◆ Goals:
A) Can you reproduce, word for word, the stretch of the court ruling on the asylum application from "Specifically, he found" through "a contrary conclusion."?
B) Can you resume the court ruling on the Afghan applicant's asylum claim, picking up right after its final sentence?

◆ Provided passage:
Specifically, he found that:
Your reasons for wanting to
immigrate to Canada are linked to the lack of
education and employment opportunities. They are not linked to a state of
continuing to be seriously and personally affected by armed conflict, civil war
or massive violation set of human rights.
[7]
The
applicant submits that she was denied natural justice because the officer
failed to consider all of the evidence before him. The applicant asserts that
the officer had formed the view that she did not meet the country of asylum class
requirements prior to interviewing the applicant and her family, and then failed
to properly consider all of the evidence or ask proper questions, which, it is
submitted, would have led him to a contrary conclusion.
[8]
The
CAIPS notes of the officer indicate that following his review of the
application he formed the view that: “REASONS FOR FLEEING WERE LINKED TO THE
FACT THAT PA [Principal Applicant] AND SPOUSE WERE UNABLE TO FIND DECENT
EMPLOYMENT AND THE LIMITED EDUCATIONAL OPPORTUNITIES FOR THEIR CHILDREN. REASONS
FOR NOT WANTING TO RETURN APPEAR LINKED ONLY TO LIMITED EMPLOYMENT PROSPECTS
AND EDUCATIONAL OPPORTUNITIES.”
[9]
I
have reviewed the applicant's written application and must conclude that the
officer’s initial assessment of the information provided by the applicant was
correct. In fact, at the hearing applicant's counsel conceded as much.
Nonetheless, the applicant submits that there was evidence apart from the
applicant's formal application and her statements made at the interview which
supported her application. Specifically, the applicant relies upon a document
issued by the United Nations High Commissioner for Refugees in December 2007, Eligibility
Guidelines for Assessing the International Protection of Needs of Afghan
Asylum-Seekers and the UK Border Agency’s Country of Origin Information
Report: Afghanistan.
[10]
The
applicant submits that these documents provide guidance regarding the correct
approach to analyzing asylum applications. The documents say that it is
necessary to include a full picture of the asylum-seeker’s background and
personal circumstances, and that in 2008 and 2009 Afghanistan continued to
be confronted by serious human rights challenges, in particular against women
and girls.

◆ Stored data:

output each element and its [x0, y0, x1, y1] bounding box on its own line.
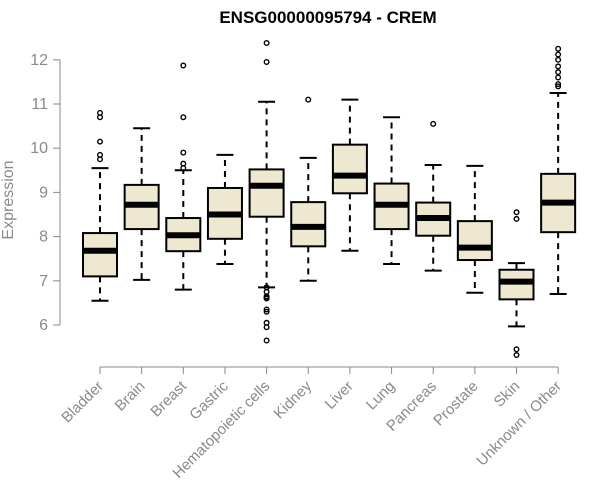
x-tick-label: Lung: [363, 378, 399, 414]
y-tick-label: 11: [31, 96, 48, 113]
box-group: [331, 98, 368, 252]
x-tick-label: Prostate: [430, 378, 482, 430]
outlier-point: [180, 160, 187, 167]
box-group: [415, 120, 452, 272]
box-iqr: [248, 168, 285, 218]
y-tick-label: 8: [39, 229, 48, 246]
y-axis: 6 7 8 9 10 11 12: [30, 52, 61, 334]
outlier-point: [555, 69, 562, 76]
outlier-point: [96, 109, 103, 116]
outlier-point: [96, 151, 103, 158]
y-tick-label: 7: [39, 273, 48, 290]
x-tick-label: Brain: [112, 378, 149, 415]
outlier-point: [555, 45, 562, 52]
box-group: [248, 40, 285, 344]
outlier-point: [555, 63, 562, 70]
x-tick-label: Liver: [322, 378, 357, 413]
y-tick-label: 6: [39, 317, 48, 334]
outlier-point: [180, 62, 187, 69]
x-tick-label: Kidney: [271, 377, 316, 422]
outlier-point: [555, 51, 562, 58]
outlier-point: [263, 284, 270, 291]
outlier-point: [430, 120, 437, 127]
x-tick-label: Bladder: [58, 378, 107, 427]
y-tick-label: 10: [30, 140, 48, 157]
outlier-point: [555, 81, 562, 88]
chart-title: ENSG00000095794 - CREM: [219, 8, 436, 27]
outlier-point: [305, 96, 312, 103]
outlier-point: [263, 40, 270, 47]
box-group: [82, 109, 118, 302]
y-tick-label: 9: [39, 184, 48, 201]
outlier-point: [513, 352, 520, 359]
outlier-point: [555, 74, 562, 81]
outlier-point: [263, 59, 270, 66]
box-group: [165, 62, 202, 291]
box-group: [498, 209, 535, 359]
box-group: [123, 127, 160, 281]
outlier-point: [513, 346, 520, 353]
outlier-point: [180, 114, 187, 121]
y-axis-label: Expression: [0, 160, 17, 239]
outlier-point: [180, 149, 187, 156]
outlier-point: [263, 306, 270, 313]
x-tick-label: Breast: [147, 377, 190, 420]
outlier-point: [263, 337, 270, 344]
outlier-point: [555, 56, 562, 63]
box-iqr: [82, 232, 118, 278]
x-tick-label: Skin: [491, 378, 524, 411]
outlier-point: [513, 209, 520, 216]
outlier-point: [263, 319, 270, 326]
box-group: [540, 45, 577, 296]
box-iqr: [456, 220, 493, 262]
box-group: [456, 164, 493, 294]
box-group: [373, 116, 410, 266]
outlier-point: [555, 83, 562, 90]
outlier-point: [96, 138, 103, 145]
y-tick-label: 12: [30, 52, 48, 69]
box-group: [290, 96, 327, 282]
box-series: [82, 40, 577, 359]
box-iqr: [331, 143, 368, 195]
outlier-point: [513, 215, 520, 222]
box-group: [206, 153, 243, 266]
outlier-point: [263, 308, 270, 315]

◆ Results by task:
A)
Specifically, he found that:
Your reasons for wanting to
immigrate to Canada are linked to the lack of
education and employment opportunities. They are not linked to a state of
continuing to be seriously and personally affected by armed conflict, civil war
or massive violation set of human rights.
[7]
The
applicant submits that she was denied natural justice because the officer
failed to consider all of the evidence before him. The applicant asserts that
the officer had formed the view that she did not meet the country of asylum class
requirements prior to interviewing the applicant and her family, and then failed
to properly consider all of the evidence or ask proper questions, which, it is
submitted, would have led him to a contrary conclusion.

B)
[11]
Contrary
to the vigorous submissions of applicant’s counsel, the record does not
indicate that the officer misunderstood or misconstrued the evidence or made
his decision based on erroneous findings of fact or in a perverse or capricious
manner. Rather, he came to his decision on the basis of all of the evidence
presented by the applicant and his decision was reasonable.
[12]
The
applicant says that she assumed that the officer would be familiar with present
conditions in Afghanistan and that there was no need for her to describe the
human rights abuses, the war, and the discrimination against women and girls in
Afghanistan. She
submits that if this was the gravamen of the decision, then he had a duty to
specifically question her as to whether these were her concerns. I am unable
to accept that submission. It is not a requirement in Canadian law that the
officer make the specific inquiries that the applicant suggests he was under a
duty to ask. As Justice Rothstein explained in Paramanantham v Canada (Minister of
Citizenship and Immigration), [1998] F.C.J. No. 1237 (T.D.), at para.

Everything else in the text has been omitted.